Collected data entries
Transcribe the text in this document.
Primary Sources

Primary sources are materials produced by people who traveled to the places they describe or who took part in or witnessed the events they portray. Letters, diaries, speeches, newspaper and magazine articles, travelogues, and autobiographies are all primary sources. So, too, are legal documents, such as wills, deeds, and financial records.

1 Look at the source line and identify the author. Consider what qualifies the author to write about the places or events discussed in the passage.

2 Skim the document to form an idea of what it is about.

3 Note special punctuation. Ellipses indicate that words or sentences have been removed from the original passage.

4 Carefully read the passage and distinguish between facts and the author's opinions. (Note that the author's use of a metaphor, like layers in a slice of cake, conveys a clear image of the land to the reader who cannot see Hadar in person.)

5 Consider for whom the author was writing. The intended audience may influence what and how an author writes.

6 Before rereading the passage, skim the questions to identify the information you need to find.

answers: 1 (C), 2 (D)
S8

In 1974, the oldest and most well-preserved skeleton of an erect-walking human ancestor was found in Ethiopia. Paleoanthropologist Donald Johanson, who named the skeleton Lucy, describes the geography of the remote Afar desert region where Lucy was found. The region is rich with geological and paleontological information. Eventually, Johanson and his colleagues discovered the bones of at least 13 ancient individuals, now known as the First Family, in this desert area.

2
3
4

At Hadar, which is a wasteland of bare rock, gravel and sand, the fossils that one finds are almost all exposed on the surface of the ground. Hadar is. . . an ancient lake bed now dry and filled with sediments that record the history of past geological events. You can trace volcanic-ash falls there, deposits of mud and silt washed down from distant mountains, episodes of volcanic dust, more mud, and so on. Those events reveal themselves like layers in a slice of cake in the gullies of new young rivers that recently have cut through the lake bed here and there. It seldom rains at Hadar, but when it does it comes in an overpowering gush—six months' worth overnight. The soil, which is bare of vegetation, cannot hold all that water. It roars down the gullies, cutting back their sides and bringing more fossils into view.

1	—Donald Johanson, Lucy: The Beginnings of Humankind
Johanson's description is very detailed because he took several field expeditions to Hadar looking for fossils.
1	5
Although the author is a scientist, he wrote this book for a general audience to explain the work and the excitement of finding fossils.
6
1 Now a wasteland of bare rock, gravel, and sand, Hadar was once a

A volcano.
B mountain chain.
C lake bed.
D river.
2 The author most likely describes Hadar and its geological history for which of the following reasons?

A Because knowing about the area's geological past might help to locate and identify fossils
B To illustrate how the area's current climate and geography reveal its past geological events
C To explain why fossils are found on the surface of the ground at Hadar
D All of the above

* _Exercise goal_: Which lines above hold the word "fossils"? Copy each of them.

* _Complete response_:
At Hadar, which is a wasteland of bare rock, gravel and sand, the fossils that one finds are almost all exposed on the surface of the ground. Hadar is. . . an ancient lake bed now dry and filled with sediments that record the history of past geological events. You can trace volcanic-ash falls there, deposits of mud and silt washed down from distant mountains, episodes of volcanic dust, more mud, and so on. Those events reveal themselves like layers in a slice of cake in the gullies of new young rivers that recently have cut through the lake bed here and there. It seldom rains at Hadar, but when it does it comes in an overpowering gush—six months' worth overnight. The soil, which is bare of vegetation, cannot hold all that water. It roars down the gullies, cutting back their sides and bringing more fossils into view.
Johanson's description is very detailed because he took several field expeditions to Hadar looking for fossils.
Although the author is a scientist, he wrote this book for a general audience to explain the work and the excitement of finding fossils.
A Because knowing about the area's geological past might help to locate and identify fossils
C To explain why fossils are found on the surface of the ground at Hadar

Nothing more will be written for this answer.